EXERCISE BRIEF
Return exactly the lines from the one bearing "Extract the structured" through the last, and no others. Pictures must be left out.

PROVIDED MATERIAL
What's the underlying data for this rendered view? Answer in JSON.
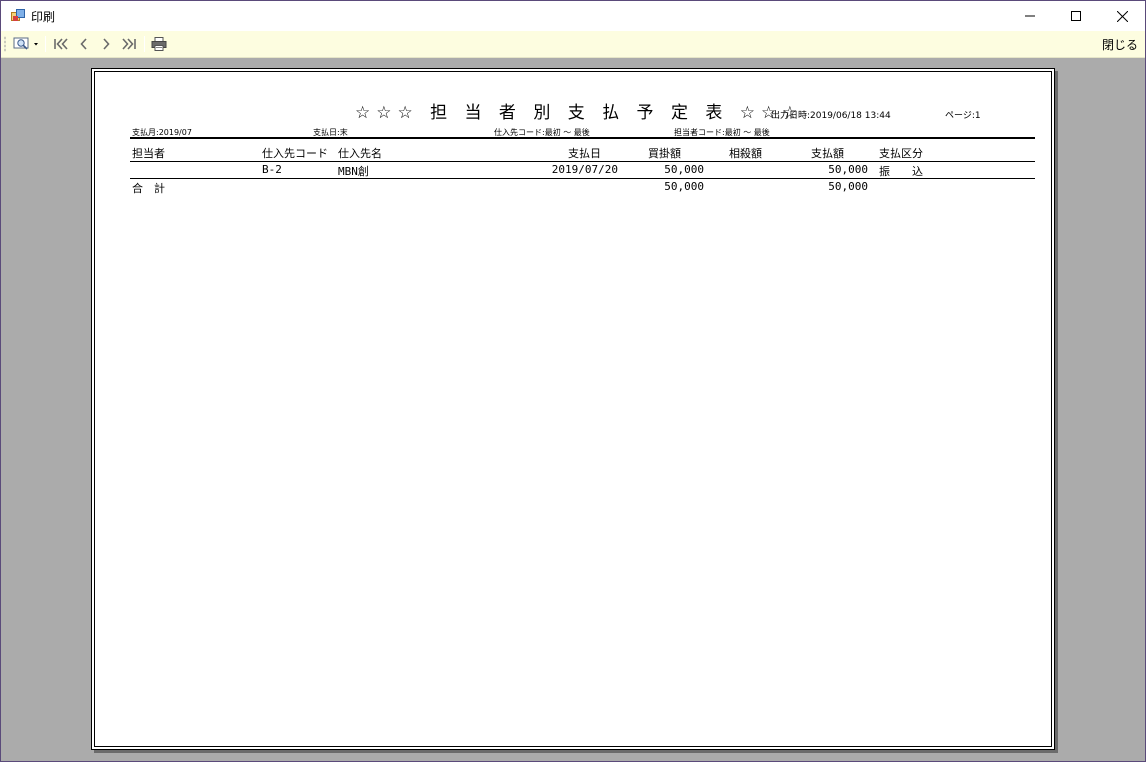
{
  "window": {
    "title": "印刷",
    "icon": "print-preview-app-icon"
  },
  "toolbar": {
    "zoom_icon": "magnifier-icon",
    "first_icon": "first-page-icon",
    "prev_icon": "previous-page-icon",
    "next_icon": "next-page-icon",
    "last_icon": "last-page-icon",
    "print_icon": "printer-icon",
    "close_label": "閉じる"
  },
  "report": {
    "title": "☆☆☆ 担 当 者 別 支 払 予 定 表 ☆☆☆",
    "output_datetime": "出力日時:2019/06/18 13:44",
    "page": "ページ:1",
    "conditions": {
      "pay_month": "支払月:2019/07",
      "pay_day": "支払日:末",
      "supplier_code": "仕入先コード:最初 ～ 最後",
      "staff_code": "担当者コード:最初 ～ 最後"
    },
    "columns": {
      "staff": "担当者",
      "supplier_code": "仕入先コード",
      "supplier_name": "仕入先名",
      "pay_date": "支払日",
      "payable": "買掛額",
      "offset": "相殺額",
      "payment": "支払額",
      "pay_type": "支払区分"
    },
    "rows": [
      {
        "staff": "",
        "supplier_code": "B-2",
        "supplier_name": "MBN創",
        "pay_date": "2019/07/20",
        "payable": "50,000",
        "offset": "",
        "payment": "50,000",
        "pay_type": "振　　込"
      }
    ],
    "total": {
      "label": "合　計",
      "payable": "50,000",
      "payment": "50,000"
    }
  }
}
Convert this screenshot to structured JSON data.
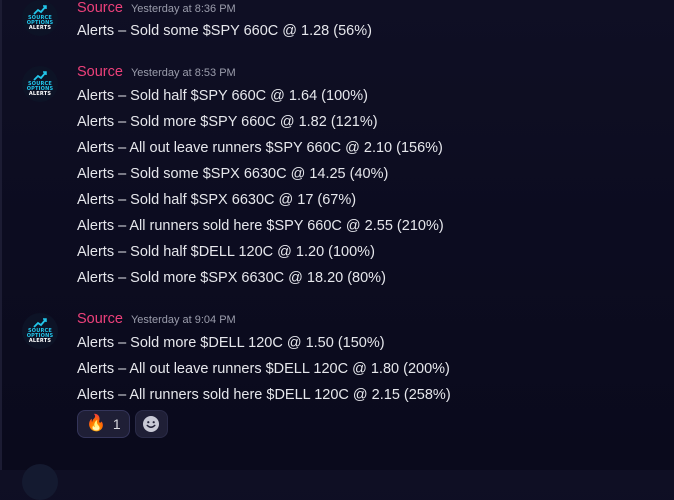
{
  "messages": [
    {
      "author": "Source",
      "timestamp": "Yesterday at 8:36 PM",
      "avatar_text": [
        "SOURCE",
        "OPTIONS",
        "ALERTS"
      ],
      "lines": [
        "Alerts – Sold some $SPY 660C @ 1.28 (56%)"
      ]
    },
    {
      "author": "Source",
      "timestamp": "Yesterday at 8:53 PM",
      "avatar_text": [
        "SOURCE",
        "OPTIONS",
        "ALERTS"
      ],
      "lines": [
        "Alerts – Sold half $SPY 660C @ 1.64 (100%)",
        "Alerts – Sold more $SPY 660C @ 1.82 (121%)",
        "Alerts – All out leave runners $SPY 660C @ 2.10 (156%)",
        "Alerts – Sold some $SPX 6630C @ 14.25 (40%)",
        "Alerts – Sold half $SPX 6630C @ 17 (67%)",
        "Alerts – All runners sold here $SPY 660C @ 2.55 (210%)",
        "Alerts – Sold half $DELL 120C @ 1.20 (100%)",
        "Alerts – Sold more $SPX 6630C @ 18.20 (80%)"
      ]
    },
    {
      "author": "Source",
      "timestamp": "Yesterday at 9:04 PM",
      "avatar_text": [
        "SOURCE",
        "OPTIONS",
        "ALERTS"
      ],
      "lines": [
        "Alerts – Sold more $DELL 120C @ 1.50 (150%)",
        "Alerts – All out leave runners $DELL 120C @ 1.80 (200%)",
        "Alerts – All runners sold here $DELL 120C @ 2.15 (258%)"
      ]
    }
  ],
  "reactions": [
    {
      "emoji": "🔥",
      "icon": "fire-icon",
      "count": "1"
    }
  ],
  "colors": {
    "author": "#ec407a",
    "timestamp": "#9b9dac",
    "text": "#e6e7ec",
    "background": "#0f0f24",
    "logo_accent": "#22c6ea"
  }
}
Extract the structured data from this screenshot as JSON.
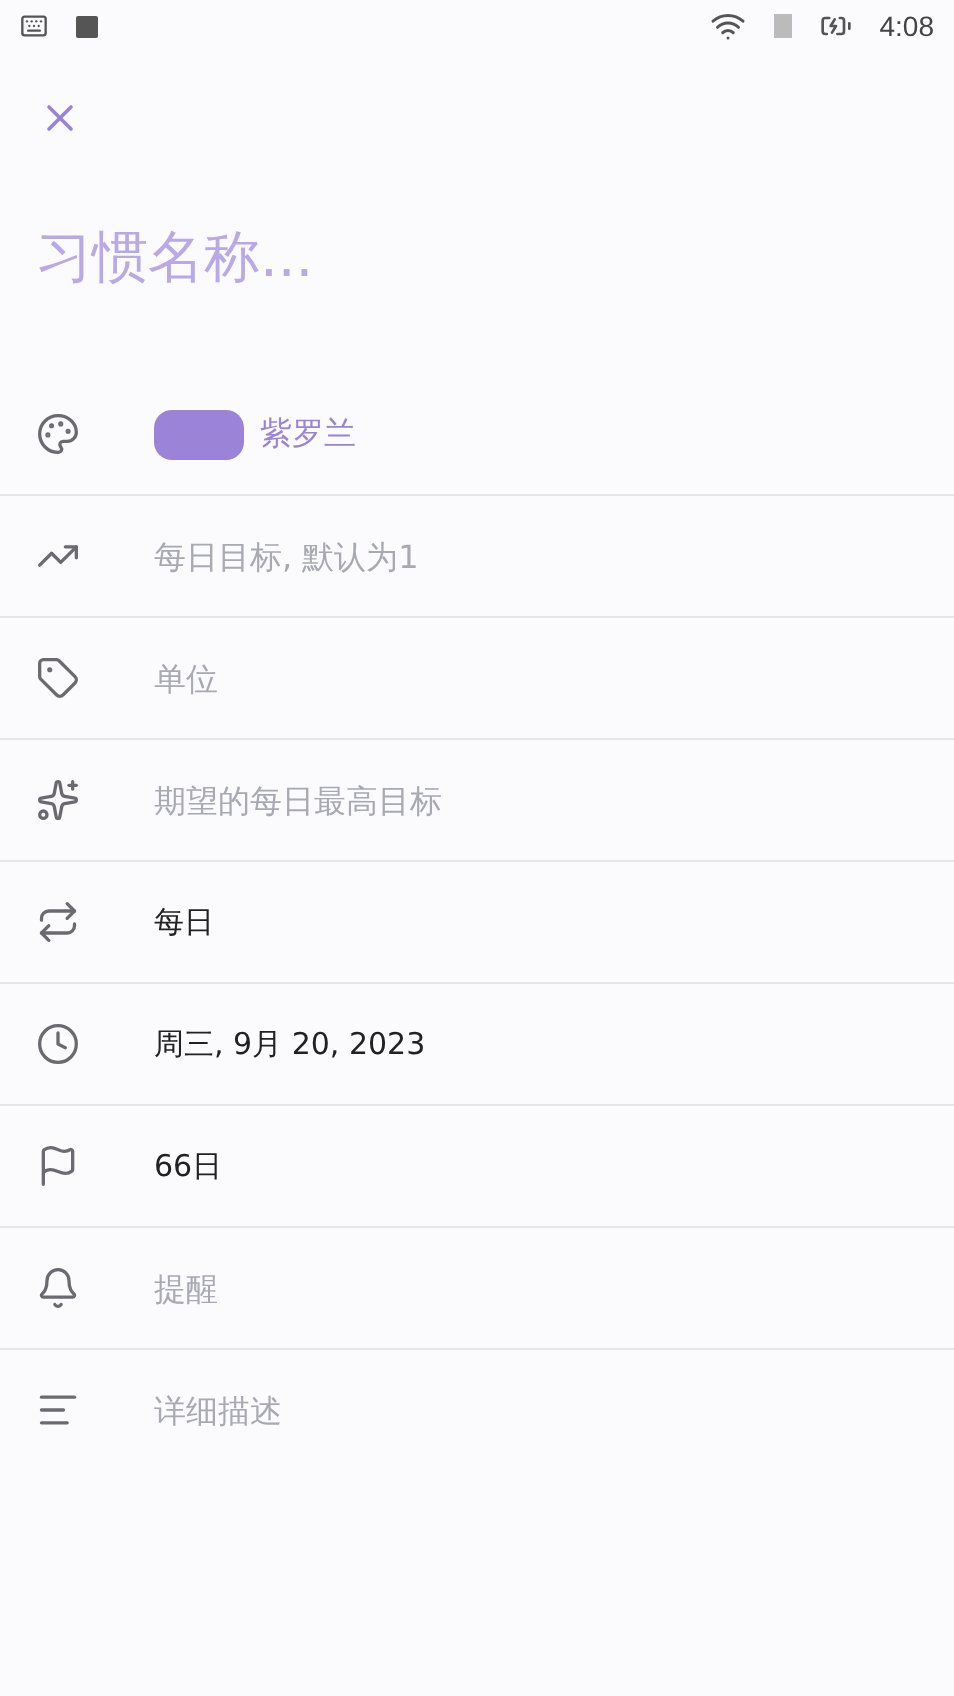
{
  "status_bar": {
    "time": "4:08"
  },
  "name_field": {
    "placeholder": "习惯名称..."
  },
  "rows": [
    {
      "kind": "color",
      "label": "紫罗兰",
      "color": "#9b84d8"
    },
    {
      "kind": "field",
      "placeholder": "每日目标, 默认为1"
    },
    {
      "kind": "field",
      "placeholder": "单位"
    },
    {
      "kind": "field",
      "placeholder": "期望的每日最高目标"
    },
    {
      "kind": "value",
      "value": "每日"
    },
    {
      "kind": "value",
      "value": "周三, 9月 20, 2023"
    },
    {
      "kind": "value",
      "value": "66日"
    },
    {
      "kind": "field",
      "placeholder": "提醒"
    },
    {
      "kind": "field",
      "placeholder": "详细描述"
    }
  ]
}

ANSWER
Extract the structured data from this screenshot as JSON.
{
  "status_bar": {
    "time": "4:08"
  },
  "name_field": {
    "placeholder": "习惯名称..."
  },
  "rows": [
    {
      "kind": "color",
      "label": "紫罗兰",
      "color": "#9b84d8"
    },
    {
      "kind": "field",
      "placeholder": "每日目标, 默认为1"
    },
    {
      "kind": "field",
      "placeholder": "单位"
    },
    {
      "kind": "field",
      "placeholder": "期望的每日最高目标"
    },
    {
      "kind": "value",
      "value": "每日"
    },
    {
      "kind": "value",
      "value": "周三, 9月 20, 2023"
    },
    {
      "kind": "value",
      "value": "66日"
    },
    {
      "kind": "field",
      "placeholder": "提醒"
    },
    {
      "kind": "field",
      "placeholder": "详细描述"
    }
  ]
}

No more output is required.